"""

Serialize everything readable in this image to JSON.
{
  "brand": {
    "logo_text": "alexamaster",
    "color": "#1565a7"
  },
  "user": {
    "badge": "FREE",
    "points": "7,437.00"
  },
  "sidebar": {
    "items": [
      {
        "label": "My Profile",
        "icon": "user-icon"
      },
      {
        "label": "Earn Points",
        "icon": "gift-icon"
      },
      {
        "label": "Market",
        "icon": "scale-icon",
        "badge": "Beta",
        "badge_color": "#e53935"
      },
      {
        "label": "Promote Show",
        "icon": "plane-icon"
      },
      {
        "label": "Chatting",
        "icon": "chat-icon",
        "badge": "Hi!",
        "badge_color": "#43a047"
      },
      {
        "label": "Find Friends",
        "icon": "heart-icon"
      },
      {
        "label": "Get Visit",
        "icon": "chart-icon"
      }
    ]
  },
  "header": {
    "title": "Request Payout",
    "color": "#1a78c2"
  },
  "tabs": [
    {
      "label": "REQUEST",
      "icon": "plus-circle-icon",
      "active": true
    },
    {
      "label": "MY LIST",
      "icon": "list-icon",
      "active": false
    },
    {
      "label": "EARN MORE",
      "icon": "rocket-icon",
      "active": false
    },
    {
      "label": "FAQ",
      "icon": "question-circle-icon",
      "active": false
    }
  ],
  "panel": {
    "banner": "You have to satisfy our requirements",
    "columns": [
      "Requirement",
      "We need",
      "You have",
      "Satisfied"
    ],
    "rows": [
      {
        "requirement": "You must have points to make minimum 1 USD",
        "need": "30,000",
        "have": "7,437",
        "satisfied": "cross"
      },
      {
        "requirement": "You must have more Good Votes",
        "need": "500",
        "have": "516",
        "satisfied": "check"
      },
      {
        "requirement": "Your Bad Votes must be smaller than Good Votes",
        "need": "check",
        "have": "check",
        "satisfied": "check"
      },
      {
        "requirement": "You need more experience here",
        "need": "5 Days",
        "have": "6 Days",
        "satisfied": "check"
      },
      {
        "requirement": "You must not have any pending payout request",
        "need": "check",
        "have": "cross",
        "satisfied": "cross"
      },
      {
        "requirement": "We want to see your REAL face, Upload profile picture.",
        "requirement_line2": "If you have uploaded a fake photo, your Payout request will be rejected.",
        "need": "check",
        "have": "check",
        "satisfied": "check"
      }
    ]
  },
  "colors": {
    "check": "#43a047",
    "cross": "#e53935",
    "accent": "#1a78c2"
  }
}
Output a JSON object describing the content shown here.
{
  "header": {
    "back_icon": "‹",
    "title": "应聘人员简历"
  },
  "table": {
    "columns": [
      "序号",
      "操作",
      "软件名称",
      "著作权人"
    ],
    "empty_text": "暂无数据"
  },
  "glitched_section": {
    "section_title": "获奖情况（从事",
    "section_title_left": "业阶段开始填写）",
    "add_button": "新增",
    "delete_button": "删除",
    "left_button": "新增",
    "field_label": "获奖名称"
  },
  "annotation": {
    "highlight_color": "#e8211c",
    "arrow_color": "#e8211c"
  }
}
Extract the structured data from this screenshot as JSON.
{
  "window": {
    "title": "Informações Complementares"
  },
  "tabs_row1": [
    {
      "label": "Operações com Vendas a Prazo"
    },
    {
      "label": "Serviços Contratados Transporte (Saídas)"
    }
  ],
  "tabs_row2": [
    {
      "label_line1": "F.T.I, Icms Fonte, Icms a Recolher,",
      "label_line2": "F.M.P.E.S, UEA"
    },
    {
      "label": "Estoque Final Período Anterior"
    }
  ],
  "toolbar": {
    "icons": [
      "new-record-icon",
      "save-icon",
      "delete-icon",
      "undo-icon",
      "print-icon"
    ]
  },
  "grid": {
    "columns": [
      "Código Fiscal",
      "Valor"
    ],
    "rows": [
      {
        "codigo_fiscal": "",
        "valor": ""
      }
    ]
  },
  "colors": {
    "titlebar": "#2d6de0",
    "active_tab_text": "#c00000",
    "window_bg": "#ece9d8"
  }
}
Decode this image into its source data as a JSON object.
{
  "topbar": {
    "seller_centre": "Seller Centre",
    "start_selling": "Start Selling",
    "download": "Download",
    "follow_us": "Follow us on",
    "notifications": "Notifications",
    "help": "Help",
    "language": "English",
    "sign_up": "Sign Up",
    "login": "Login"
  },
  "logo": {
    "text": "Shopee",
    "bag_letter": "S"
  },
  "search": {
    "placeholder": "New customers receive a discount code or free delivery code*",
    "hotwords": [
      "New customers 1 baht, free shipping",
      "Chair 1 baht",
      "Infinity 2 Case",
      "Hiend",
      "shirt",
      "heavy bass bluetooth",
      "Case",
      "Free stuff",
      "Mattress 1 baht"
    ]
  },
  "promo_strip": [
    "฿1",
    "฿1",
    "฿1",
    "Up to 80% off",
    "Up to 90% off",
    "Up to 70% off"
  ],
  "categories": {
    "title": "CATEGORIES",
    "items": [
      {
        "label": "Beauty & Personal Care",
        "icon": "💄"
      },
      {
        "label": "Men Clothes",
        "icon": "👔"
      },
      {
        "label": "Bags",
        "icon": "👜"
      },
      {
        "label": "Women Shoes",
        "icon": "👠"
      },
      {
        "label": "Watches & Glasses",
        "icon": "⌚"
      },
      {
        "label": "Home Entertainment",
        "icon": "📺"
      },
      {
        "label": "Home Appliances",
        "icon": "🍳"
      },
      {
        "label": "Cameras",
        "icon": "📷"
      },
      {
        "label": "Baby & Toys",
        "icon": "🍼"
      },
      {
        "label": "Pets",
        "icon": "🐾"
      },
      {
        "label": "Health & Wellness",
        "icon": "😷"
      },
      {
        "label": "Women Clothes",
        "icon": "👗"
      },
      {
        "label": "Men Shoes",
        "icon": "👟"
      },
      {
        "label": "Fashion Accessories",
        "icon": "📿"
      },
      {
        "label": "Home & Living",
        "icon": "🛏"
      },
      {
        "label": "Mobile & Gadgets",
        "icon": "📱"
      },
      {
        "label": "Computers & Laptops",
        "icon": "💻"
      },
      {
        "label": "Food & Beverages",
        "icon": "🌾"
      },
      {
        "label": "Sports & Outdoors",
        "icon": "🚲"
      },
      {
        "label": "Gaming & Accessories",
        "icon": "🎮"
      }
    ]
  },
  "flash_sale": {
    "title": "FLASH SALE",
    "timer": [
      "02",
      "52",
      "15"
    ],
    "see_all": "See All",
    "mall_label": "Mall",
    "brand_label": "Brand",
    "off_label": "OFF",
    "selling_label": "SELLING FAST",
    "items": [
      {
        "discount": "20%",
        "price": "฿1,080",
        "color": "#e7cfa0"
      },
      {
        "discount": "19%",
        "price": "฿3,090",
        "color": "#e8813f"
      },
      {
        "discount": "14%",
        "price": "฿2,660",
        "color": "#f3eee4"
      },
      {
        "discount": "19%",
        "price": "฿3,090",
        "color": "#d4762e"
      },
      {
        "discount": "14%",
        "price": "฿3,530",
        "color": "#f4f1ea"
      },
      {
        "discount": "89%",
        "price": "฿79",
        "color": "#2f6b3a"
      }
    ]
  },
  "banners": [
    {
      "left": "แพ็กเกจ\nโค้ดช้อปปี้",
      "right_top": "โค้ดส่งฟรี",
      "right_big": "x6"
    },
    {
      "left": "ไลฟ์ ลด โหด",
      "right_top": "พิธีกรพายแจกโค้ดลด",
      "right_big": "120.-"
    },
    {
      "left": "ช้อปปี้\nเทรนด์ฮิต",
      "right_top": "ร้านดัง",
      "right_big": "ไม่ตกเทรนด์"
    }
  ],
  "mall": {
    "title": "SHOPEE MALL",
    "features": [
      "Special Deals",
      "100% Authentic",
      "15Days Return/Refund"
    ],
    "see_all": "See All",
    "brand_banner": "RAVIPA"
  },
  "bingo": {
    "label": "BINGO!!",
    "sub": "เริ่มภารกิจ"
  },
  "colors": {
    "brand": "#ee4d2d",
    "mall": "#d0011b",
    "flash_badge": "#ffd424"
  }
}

"""

BRIEF
Find the lines holding "JSON" and list every one.

SOLUTION TO THIS TASK
Serialize everything readable in this image to JSON.
Output a JSON object describing the content shown here.
Extract the structured data from this screenshot as JSON.
Decode this image into its source data as a JSON object.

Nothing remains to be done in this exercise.